■ **Set task**:
Produce an exact transcription of the listing below, omitting the pictures.

■ **Data section**:
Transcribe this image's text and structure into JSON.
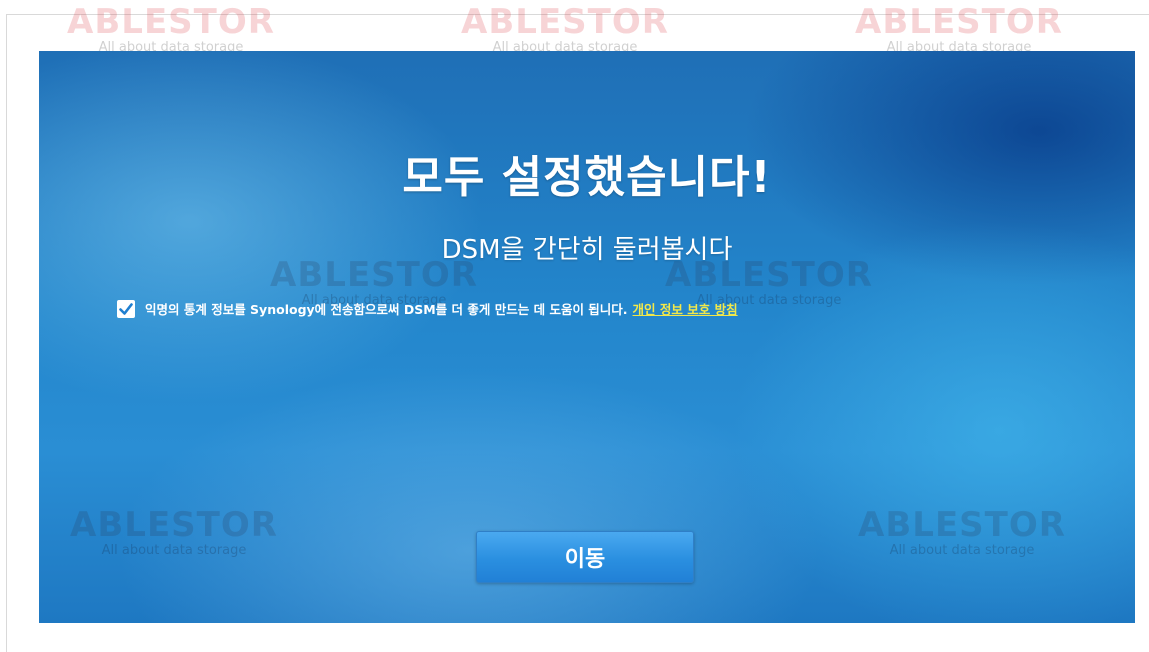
{
  "title": "모두 설정했습니다!",
  "subtitle": "DSM을 간단히 둘러봅시다",
  "consent": {
    "checked": true,
    "text": "익명의 통계 정보를 Synology에 전송함으로써 DSM를 더 좋게 만드는 데 도움이 됩니다.",
    "privacy_link": "개인 정보 보호 방침"
  },
  "go_button": "이동",
  "watermark": {
    "logo": "ABLESTOR",
    "tagline": "All about data storage"
  },
  "colors": {
    "panel_blue": "#2386cc",
    "button_blue": "#2a8fe0",
    "link_yellow": "#f2e84a",
    "watermark_red": "#dc3c46"
  }
}
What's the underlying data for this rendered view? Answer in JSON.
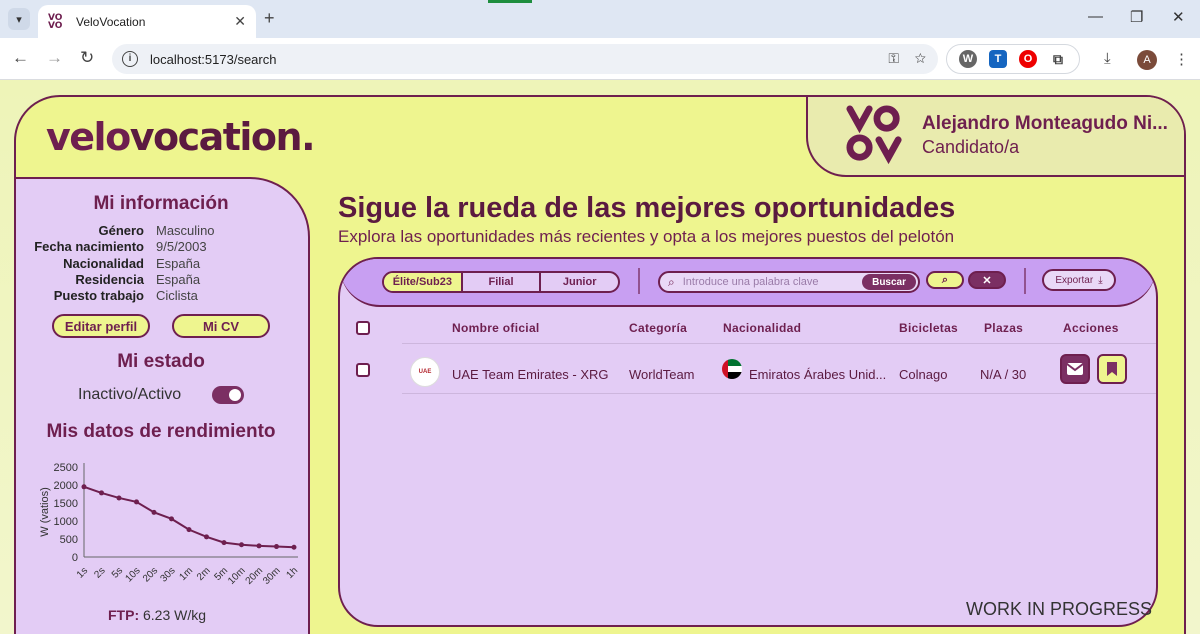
{
  "browser": {
    "tab_title": "VeloVocation",
    "tab_favicon_text": "VO VO",
    "url": "localhost:5173/search",
    "avatar_initial": "A",
    "extensions": [
      "W",
      "T",
      "O"
    ]
  },
  "header": {
    "logo_part1": "velo",
    "logo_part2": "vocation.",
    "user_name": "Alejandro Monteagudo Ni...",
    "user_role": "Candidato/a",
    "brand_mark": "VO\nVO"
  },
  "sidebar": {
    "info_title": "Mi información",
    "info": [
      {
        "label": "Género",
        "value": "Masculino"
      },
      {
        "label": "Fecha nacimiento",
        "value": "9/5/2003"
      },
      {
        "label": "Nacionalidad",
        "value": "España"
      },
      {
        "label": "Residencia",
        "value": "España"
      },
      {
        "label": "Puesto trabajo",
        "value": "Ciclista"
      }
    ],
    "edit_profile_label": "Editar perfil",
    "cv_label": "Mi CV",
    "status_title": "Mi estado",
    "status_label": "Inactivo/Activo",
    "status_active": true,
    "performance_title": "Mis datos de rendimiento",
    "ftp_label": "FTP:",
    "ftp_value": "6.23 W/kg"
  },
  "chart_data": {
    "type": "line",
    "ylabel": "W (vatios)",
    "categories": [
      "1s",
      "2s",
      "5s",
      "10s",
      "20s",
      "30s",
      "1m",
      "2m",
      "5m",
      "10m",
      "20m",
      "30m",
      "1h"
    ],
    "values": [
      1950,
      1780,
      1640,
      1530,
      1240,
      1060,
      760,
      560,
      400,
      340,
      310,
      290,
      270
    ],
    "ylim": [
      0,
      2500
    ],
    "yticks": [
      0,
      500,
      1000,
      1500,
      2000,
      2500
    ]
  },
  "main": {
    "headline": "Sigue la rueda de las mejores oportunidades",
    "subline": "Explora las oportunidades más recientes y opta a los mejores puestos del pelotón",
    "tabs": [
      "Élite/Sub23",
      "Filial",
      "Junior"
    ],
    "active_tab": "Élite/Sub23",
    "search_placeholder": "Introduce una palabra clave",
    "search_button": "Buscar",
    "export_label": "Exportar",
    "columns": [
      "Nombre oficial",
      "Categoría",
      "Nacionalidad",
      "Bicicletas",
      "Plazas",
      "Acciones"
    ],
    "rows": [
      {
        "logo_text": "UAE",
        "name": "UAE Team Emirates - XRG",
        "category": "WorldTeam",
        "nationality": "Emiratos Árabes Unid...",
        "bikes": "Colnago",
        "slots": "N/A / 30"
      }
    ]
  },
  "watermark": "WORK IN PROGRESS",
  "colors": {
    "brand": "#6e1f4f",
    "yellow": "#eef58f",
    "lilac": "#e3ccf5",
    "purple": "#c89ff2"
  }
}
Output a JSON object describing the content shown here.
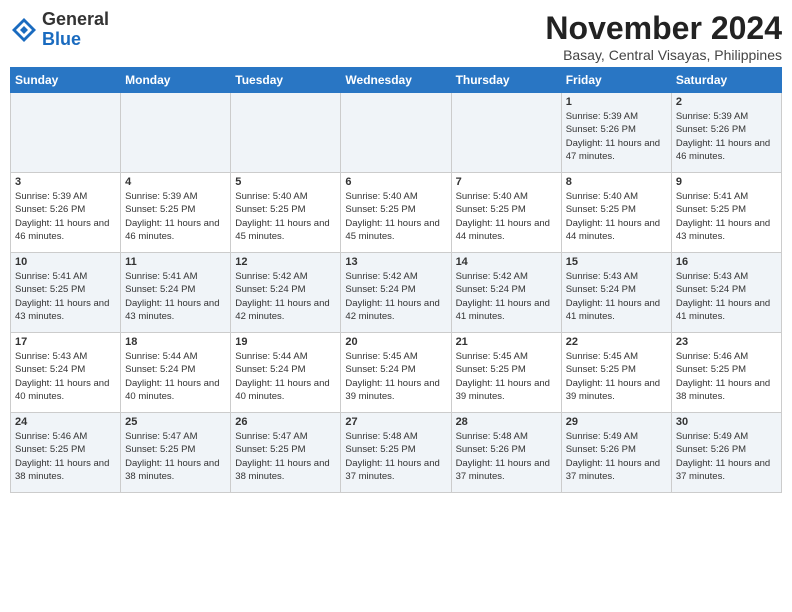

■ **Response**:
Transcribe this image's text and structure into JSON.
{
  "title": "모두 설정했습니다!",
  "subtitle": "DSM을 간단히 둘러봅시다",
  "consent": {
    "checked": true,
    "text": "익명의 통계 정보를 Synology에 전송함으로써 DSM를 더 좋게 만드는 데 도움이 됩니다.",
    "privacy_link": "개인 정보 보호 방침"
  },
  "go_button": "이동",
  "watermark": {
    "logo": "ABLESTOR",
    "tagline": "All about data storage"
  },
  "colors": {
    "panel_blue": "#2386cc",
    "button_blue": "#2a8fe0",
    "link_yellow": "#f2e84a",
    "watermark_red": "#dc3c46"
  }
}
What's the underlying data for this rendered view? Answer in JSON.
{
  "browser": {
    "tab_title": "VeloVocation",
    "tab_favicon_text": "VO VO",
    "url": "localhost:5173/search",
    "avatar_initial": "A",
    "extensions": [
      "W",
      "T",
      "O"
    ]
  },
  "header": {
    "logo_part1": "velo",
    "logo_part2": "vocation.",
    "user_name": "Alejandro Monteagudo Ni...",
    "user_role": "Candidato/a",
    "brand_mark": "VO\nVO"
  },
  "sidebar": {
    "info_title": "Mi información",
    "info": [
      {
        "label": "Género",
        "value": "Masculino"
      },
      {
        "label": "Fecha nacimiento",
        "value": "9/5/2003"
      },
      {
        "label": "Nacionalidad",
        "value": "España"
      },
      {
        "label": "Residencia",
        "value": "España"
      },
      {
        "label": "Puesto trabajo",
        "value": "Ciclista"
      }
    ],
    "edit_profile_label": "Editar perfil",
    "cv_label": "Mi CV",
    "status_title": "Mi estado",
    "status_label": "Inactivo/Activo",
    "status_active": true,
    "performance_title": "Mis datos de rendimiento",
    "ftp_label": "FTP:",
    "ftp_value": "6.23 W/kg"
  },
  "chart_data": {
    "type": "line",
    "ylabel": "W (vatios)",
    "categories": [
      "1s",
      "2s",
      "5s",
      "10s",
      "20s",
      "30s",
      "1m",
      "2m",
      "5m",
      "10m",
      "20m",
      "30m",
      "1h"
    ],
    "values": [
      1950,
      1780,
      1640,
      1530,
      1240,
      1060,
      760,
      560,
      400,
      340,
      310,
      290,
      270
    ],
    "ylim": [
      0,
      2500
    ],
    "yticks": [
      0,
      500,
      1000,
      1500,
      2000,
      2500
    ]
  },
  "main": {
    "headline": "Sigue la rueda de las mejores oportunidades",
    "subline": "Explora las oportunidades más recientes y opta a los mejores puestos del pelotón",
    "tabs": [
      "Élite/Sub23",
      "Filial",
      "Junior"
    ],
    "active_tab": "Élite/Sub23",
    "search_placeholder": "Introduce una palabra clave",
    "search_button": "Buscar",
    "export_label": "Exportar",
    "columns": [
      "Nombre oficial",
      "Categoría",
      "Nacionalidad",
      "Bicicletas",
      "Plazas",
      "Acciones"
    ],
    "rows": [
      {
        "logo_text": "UAE",
        "name": "UAE Team Emirates - XRG",
        "category": "WorldTeam",
        "nationality": "Emiratos Árabes Unid...",
        "bikes": "Colnago",
        "slots": "N/A / 30"
      }
    ]
  },
  "watermark": "WORK IN PROGRESS",
  "colors": {
    "brand": "#6e1f4f",
    "yellow": "#eef58f",
    "lilac": "#e3ccf5",
    "purple": "#c89ff2"
  }
}
Output a JSON object describing the content shown here.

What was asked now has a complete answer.